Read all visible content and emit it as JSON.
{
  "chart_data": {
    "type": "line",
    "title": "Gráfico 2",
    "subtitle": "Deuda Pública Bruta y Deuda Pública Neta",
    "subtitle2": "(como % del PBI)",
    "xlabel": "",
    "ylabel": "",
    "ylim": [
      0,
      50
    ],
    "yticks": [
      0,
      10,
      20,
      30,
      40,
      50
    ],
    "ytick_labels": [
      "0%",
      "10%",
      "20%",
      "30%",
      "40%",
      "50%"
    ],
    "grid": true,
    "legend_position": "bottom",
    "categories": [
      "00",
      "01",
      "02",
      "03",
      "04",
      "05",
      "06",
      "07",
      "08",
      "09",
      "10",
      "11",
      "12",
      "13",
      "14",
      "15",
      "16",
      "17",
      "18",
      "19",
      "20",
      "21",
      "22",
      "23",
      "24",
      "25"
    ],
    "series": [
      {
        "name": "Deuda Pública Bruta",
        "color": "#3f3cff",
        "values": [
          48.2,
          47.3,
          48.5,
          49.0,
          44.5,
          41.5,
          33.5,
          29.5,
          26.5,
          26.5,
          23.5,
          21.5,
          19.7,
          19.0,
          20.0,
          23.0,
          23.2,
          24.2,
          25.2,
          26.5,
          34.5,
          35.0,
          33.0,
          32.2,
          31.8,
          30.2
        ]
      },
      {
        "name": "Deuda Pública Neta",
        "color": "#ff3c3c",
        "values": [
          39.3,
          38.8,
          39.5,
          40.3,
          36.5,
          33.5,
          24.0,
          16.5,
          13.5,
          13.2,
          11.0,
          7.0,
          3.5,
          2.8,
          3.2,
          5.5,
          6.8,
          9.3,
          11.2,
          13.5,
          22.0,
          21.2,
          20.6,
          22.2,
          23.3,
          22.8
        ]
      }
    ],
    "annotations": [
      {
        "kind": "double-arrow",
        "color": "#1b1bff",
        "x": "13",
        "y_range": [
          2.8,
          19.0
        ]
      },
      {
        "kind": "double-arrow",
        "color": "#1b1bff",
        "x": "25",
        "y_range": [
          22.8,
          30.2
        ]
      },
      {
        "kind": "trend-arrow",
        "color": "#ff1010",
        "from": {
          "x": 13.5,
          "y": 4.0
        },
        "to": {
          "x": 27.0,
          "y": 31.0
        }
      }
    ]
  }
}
____
DIRECTIONS
Return what is listed above, exactly and completely.

OUTPUT
Read all visible content and emit it as JSON.
{
  "chart_data": {
    "type": "line",
    "title": "Gráfico 2",
    "subtitle": "Deuda Pública Bruta y Deuda Pública Neta",
    "subtitle2": "(como % del PBI)",
    "xlabel": "",
    "ylabel": "",
    "ylim": [
      0,
      50
    ],
    "yticks": [
      0,
      10,
      20,
      30,
      40,
      50
    ],
    "ytick_labels": [
      "0%",
      "10%",
      "20%",
      "30%",
      "40%",
      "50%"
    ],
    "grid": true,
    "legend_position": "bottom",
    "categories": [
      "00",
      "01",
      "02",
      "03",
      "04",
      "05",
      "06",
      "07",
      "08",
      "09",
      "10",
      "11",
      "12",
      "13",
      "14",
      "15",
      "16",
      "17",
      "18",
      "19",
      "20",
      "21",
      "22",
      "23",
      "24",
      "25"
    ],
    "series": [
      {
        "name": "Deuda Pública Bruta",
        "color": "#3f3cff",
        "values": [
          48.2,
          47.3,
          48.5,
          49.0,
          44.5,
          41.5,
          33.5,
          29.5,
          26.5,
          26.5,
          23.5,
          21.5,
          19.7,
          19.0,
          20.0,
          23.0,
          23.2,
          24.2,
          25.2,
          26.5,
          34.5,
          35.0,
          33.0,
          32.2,
          31.8,
          30.2
        ]
      },
      {
        "name": "Deuda Pública Neta",
        "color": "#ff3c3c",
        "values": [
          39.3,
          38.8,
          39.5,
          40.3,
          36.5,
          33.5,
          24.0,
          16.5,
          13.5,
          13.2,
          11.0,
          7.0,
          3.5,
          2.8,
          3.2,
          5.5,
          6.8,
          9.3,
          11.2,
          13.5,
          22.0,
          21.2,
          20.6,
          22.2,
          23.3,
          22.8
        ]
      }
    ],
    "annotations": [
      {
        "kind": "double-arrow",
        "color": "#1b1bff",
        "x": "13",
        "y_range": [
          2.8,
          19.0
        ]
      },
      {
        "kind": "double-arrow",
        "color": "#1b1bff",
        "x": "25",
        "y_range": [
          22.8,
          30.2
        ]
      },
      {
        "kind": "trend-arrow",
        "color": "#ff1010",
        "from": {
          "x": 13.5,
          "y": 4.0
        },
        "to": {
          "x": 27.0,
          "y": 31.0
        }
      }
    ]
  }
}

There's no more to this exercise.